Leave out the pictures and transcribe the rest of the records exactly.

Extracted data entries
************
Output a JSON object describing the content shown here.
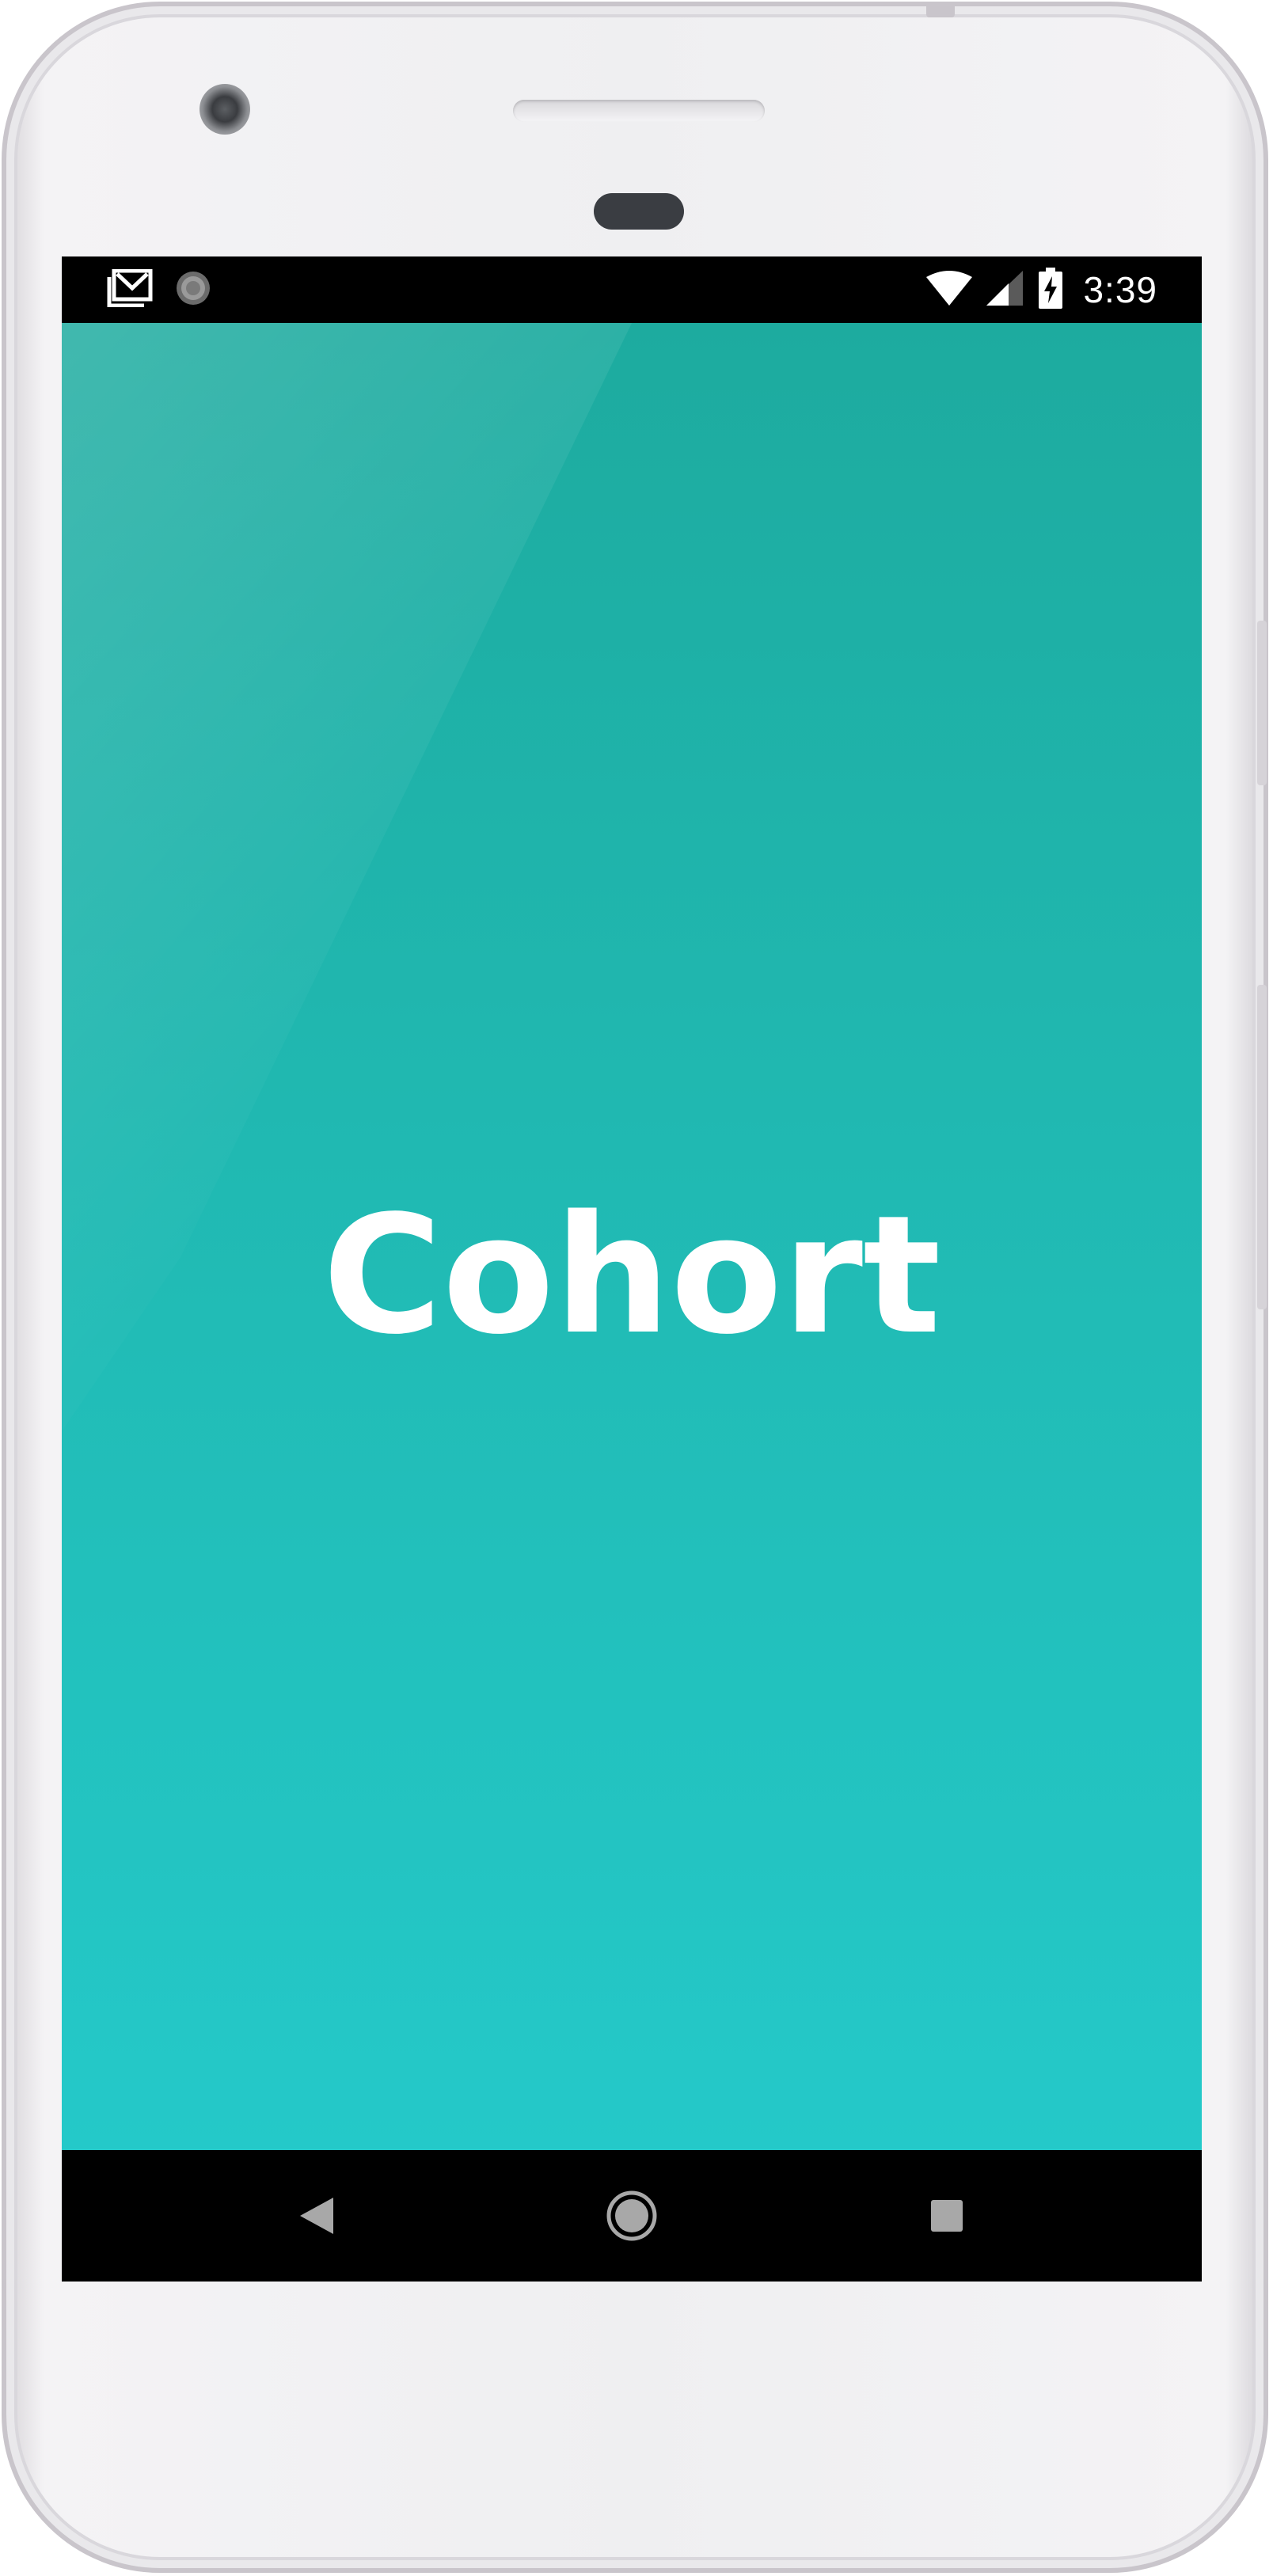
{
  "status_bar": {
    "time": "3:39",
    "notification_icons": [
      "gmail-icon",
      "sync-icon"
    ],
    "system_icons": [
      "wifi-icon",
      "cell-signal-icon",
      "battery-charging-icon"
    ]
  },
  "app": {
    "name": "Cohort",
    "background_top": "#1dab9f",
    "background_bottom": "#24c9c9",
    "text_color": "#ffffff"
  },
  "nav_bar": {
    "buttons": [
      "back-icon",
      "home-icon",
      "recents-icon"
    ]
  }
}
************
COMPLETE OUTPUT >>
Output a JSON object describing the content shown here.
{
  "status_bar": {
    "time": "3:39",
    "notification_icons": [
      "gmail-icon",
      "sync-icon"
    ],
    "system_icons": [
      "wifi-icon",
      "cell-signal-icon",
      "battery-charging-icon"
    ]
  },
  "app": {
    "name": "Cohort",
    "background_top": "#1dab9f",
    "background_bottom": "#24c9c9",
    "text_color": "#ffffff"
  },
  "nav_bar": {
    "buttons": [
      "back-icon",
      "home-icon",
      "recents-icon"
    ]
  }
}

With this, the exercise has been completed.